Where a line holds the word "mode", copy that line.

MATERIAL SHOWN >>
===

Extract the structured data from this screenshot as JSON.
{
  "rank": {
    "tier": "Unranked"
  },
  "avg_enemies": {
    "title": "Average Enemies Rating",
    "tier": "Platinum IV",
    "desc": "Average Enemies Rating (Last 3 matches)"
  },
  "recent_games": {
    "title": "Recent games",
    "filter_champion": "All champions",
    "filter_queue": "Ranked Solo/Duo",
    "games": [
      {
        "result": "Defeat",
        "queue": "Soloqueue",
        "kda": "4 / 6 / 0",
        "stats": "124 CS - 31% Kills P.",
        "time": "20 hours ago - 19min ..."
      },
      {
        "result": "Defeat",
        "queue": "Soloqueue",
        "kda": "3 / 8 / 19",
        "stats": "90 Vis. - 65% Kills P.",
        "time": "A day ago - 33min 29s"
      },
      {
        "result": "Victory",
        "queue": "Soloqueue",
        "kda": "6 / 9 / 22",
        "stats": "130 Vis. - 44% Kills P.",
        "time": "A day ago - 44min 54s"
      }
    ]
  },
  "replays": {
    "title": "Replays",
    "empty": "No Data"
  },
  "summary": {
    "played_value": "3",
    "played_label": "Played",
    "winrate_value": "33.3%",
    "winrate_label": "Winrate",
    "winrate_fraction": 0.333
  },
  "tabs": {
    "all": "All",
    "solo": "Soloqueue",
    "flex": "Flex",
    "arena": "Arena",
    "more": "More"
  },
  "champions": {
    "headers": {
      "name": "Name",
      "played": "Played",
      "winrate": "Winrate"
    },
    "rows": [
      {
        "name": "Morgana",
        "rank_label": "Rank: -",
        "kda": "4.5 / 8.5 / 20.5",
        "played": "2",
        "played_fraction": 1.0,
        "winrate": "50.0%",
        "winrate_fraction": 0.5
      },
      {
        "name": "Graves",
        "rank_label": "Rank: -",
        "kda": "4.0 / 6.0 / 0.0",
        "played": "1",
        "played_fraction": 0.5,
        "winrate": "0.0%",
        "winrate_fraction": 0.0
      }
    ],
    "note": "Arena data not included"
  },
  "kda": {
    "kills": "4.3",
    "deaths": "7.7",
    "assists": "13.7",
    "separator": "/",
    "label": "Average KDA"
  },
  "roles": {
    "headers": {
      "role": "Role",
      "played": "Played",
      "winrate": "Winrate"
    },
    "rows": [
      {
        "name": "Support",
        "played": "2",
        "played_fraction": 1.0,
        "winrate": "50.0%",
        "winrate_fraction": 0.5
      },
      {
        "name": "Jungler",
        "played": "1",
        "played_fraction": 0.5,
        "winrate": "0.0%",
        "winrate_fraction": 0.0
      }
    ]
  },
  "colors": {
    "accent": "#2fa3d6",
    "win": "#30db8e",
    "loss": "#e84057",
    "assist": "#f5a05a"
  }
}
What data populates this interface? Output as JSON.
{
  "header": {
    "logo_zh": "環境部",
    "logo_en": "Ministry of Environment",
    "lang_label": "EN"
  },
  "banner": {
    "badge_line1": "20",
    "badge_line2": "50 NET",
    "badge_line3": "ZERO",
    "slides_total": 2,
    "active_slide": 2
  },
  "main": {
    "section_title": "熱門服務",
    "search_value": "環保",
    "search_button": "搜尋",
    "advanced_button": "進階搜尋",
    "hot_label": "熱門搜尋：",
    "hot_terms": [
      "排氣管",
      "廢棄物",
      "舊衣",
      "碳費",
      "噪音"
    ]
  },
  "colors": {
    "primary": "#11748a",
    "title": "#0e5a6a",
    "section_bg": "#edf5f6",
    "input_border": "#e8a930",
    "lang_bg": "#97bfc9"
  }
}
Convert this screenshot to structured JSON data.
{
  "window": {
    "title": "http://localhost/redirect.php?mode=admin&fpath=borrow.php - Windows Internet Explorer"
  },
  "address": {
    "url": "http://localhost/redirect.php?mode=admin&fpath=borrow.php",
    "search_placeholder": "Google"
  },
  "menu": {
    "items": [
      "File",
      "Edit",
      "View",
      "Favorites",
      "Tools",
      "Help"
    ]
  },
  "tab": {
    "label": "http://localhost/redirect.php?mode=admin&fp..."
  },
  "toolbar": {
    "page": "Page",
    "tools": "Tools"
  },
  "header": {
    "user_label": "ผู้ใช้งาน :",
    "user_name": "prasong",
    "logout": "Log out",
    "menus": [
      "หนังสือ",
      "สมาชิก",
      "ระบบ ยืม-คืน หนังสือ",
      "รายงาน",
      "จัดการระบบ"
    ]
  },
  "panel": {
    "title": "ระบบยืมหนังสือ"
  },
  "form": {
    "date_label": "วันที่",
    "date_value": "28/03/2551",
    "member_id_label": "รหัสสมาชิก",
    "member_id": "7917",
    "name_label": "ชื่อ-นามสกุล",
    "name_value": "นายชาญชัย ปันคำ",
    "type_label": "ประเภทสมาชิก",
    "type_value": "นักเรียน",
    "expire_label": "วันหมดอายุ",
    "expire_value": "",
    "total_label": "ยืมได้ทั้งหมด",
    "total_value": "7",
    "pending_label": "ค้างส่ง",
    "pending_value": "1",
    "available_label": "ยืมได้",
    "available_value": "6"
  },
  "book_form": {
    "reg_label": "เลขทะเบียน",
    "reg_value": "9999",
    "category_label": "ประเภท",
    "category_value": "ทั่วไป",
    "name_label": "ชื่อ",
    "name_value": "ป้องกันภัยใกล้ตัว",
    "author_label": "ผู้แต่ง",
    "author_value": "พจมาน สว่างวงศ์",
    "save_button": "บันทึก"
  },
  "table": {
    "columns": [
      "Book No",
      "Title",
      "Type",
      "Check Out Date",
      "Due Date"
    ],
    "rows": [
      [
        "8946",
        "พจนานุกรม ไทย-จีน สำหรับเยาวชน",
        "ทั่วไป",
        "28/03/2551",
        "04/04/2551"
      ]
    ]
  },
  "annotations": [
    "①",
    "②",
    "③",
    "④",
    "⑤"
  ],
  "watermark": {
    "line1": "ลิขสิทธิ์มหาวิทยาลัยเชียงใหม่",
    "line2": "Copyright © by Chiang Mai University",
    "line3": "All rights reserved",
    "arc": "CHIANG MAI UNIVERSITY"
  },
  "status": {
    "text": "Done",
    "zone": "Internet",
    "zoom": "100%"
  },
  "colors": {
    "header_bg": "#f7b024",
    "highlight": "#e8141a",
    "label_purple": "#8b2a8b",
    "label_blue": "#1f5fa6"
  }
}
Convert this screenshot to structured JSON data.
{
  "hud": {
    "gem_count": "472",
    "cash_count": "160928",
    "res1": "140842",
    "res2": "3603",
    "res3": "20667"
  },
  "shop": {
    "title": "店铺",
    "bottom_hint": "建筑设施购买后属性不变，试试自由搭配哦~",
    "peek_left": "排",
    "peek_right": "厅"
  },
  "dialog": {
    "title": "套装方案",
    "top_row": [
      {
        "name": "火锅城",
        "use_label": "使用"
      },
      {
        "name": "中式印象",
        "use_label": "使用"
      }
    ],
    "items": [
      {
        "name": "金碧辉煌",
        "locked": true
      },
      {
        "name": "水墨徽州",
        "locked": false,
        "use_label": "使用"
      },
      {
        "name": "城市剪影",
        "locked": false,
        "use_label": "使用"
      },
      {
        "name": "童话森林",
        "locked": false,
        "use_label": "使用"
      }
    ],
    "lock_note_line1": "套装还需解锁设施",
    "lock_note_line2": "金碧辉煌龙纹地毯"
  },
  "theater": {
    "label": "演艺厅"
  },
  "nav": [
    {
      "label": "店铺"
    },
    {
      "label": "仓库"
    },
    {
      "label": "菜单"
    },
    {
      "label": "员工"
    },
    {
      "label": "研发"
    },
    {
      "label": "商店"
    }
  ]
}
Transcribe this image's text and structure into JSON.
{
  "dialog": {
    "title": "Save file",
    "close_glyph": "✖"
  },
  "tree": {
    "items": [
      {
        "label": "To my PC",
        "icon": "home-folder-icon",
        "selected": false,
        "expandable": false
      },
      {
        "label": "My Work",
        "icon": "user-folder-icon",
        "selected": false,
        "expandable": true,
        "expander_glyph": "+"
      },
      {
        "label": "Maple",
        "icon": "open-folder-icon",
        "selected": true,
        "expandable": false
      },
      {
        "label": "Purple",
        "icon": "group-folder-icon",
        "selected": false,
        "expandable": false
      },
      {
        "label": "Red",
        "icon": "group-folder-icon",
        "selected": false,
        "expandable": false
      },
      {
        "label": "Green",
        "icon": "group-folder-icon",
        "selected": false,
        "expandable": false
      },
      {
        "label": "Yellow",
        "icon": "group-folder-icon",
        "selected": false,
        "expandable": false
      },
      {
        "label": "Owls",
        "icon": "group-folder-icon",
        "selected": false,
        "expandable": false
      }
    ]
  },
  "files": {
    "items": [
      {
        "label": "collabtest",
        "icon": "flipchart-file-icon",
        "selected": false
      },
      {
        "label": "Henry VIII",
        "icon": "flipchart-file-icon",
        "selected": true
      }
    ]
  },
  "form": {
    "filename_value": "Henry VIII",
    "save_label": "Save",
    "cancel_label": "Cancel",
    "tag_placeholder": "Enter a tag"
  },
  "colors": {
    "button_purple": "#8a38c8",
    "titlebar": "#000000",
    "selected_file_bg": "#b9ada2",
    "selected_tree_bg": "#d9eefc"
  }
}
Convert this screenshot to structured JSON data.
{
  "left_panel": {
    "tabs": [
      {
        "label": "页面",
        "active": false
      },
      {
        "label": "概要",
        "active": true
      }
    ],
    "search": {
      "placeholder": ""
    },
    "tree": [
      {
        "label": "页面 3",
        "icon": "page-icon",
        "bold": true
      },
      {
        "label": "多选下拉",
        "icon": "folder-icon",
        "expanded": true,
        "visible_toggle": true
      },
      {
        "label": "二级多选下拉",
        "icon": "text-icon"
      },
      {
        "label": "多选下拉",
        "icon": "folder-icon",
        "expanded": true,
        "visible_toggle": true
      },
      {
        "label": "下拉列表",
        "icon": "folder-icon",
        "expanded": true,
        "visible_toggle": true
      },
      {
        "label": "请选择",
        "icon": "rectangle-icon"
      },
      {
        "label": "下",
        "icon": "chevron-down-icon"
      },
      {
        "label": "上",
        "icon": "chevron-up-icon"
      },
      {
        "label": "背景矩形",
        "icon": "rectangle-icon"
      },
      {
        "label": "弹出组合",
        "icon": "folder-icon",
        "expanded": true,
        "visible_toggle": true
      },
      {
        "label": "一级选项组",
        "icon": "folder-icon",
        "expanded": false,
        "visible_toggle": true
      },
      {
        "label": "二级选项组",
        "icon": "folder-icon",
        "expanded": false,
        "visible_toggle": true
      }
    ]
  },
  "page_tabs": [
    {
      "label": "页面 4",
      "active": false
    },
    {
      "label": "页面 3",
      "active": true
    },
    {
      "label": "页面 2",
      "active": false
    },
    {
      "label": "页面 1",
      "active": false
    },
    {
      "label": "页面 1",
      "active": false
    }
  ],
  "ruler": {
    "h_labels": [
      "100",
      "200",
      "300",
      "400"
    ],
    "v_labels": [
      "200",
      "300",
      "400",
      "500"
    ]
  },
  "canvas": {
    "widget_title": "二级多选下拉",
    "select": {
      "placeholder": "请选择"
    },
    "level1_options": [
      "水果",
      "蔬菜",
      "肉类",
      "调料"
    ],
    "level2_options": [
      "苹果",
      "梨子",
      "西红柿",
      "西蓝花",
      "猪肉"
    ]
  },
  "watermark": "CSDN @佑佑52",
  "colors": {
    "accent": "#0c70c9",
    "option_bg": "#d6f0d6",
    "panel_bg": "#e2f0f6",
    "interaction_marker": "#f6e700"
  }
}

===

RESULT OF THIS EXERCISE >>
    "title": "http://localhost/redirect.php?mode=admin&fpath=borrow.php - Windows Internet Explorer"
    "url": "http://localhost/redirect.php?mode=admin&fpath=borrow.php",
    "label": "http://localhost/redirect.php?mode=admin&fp..."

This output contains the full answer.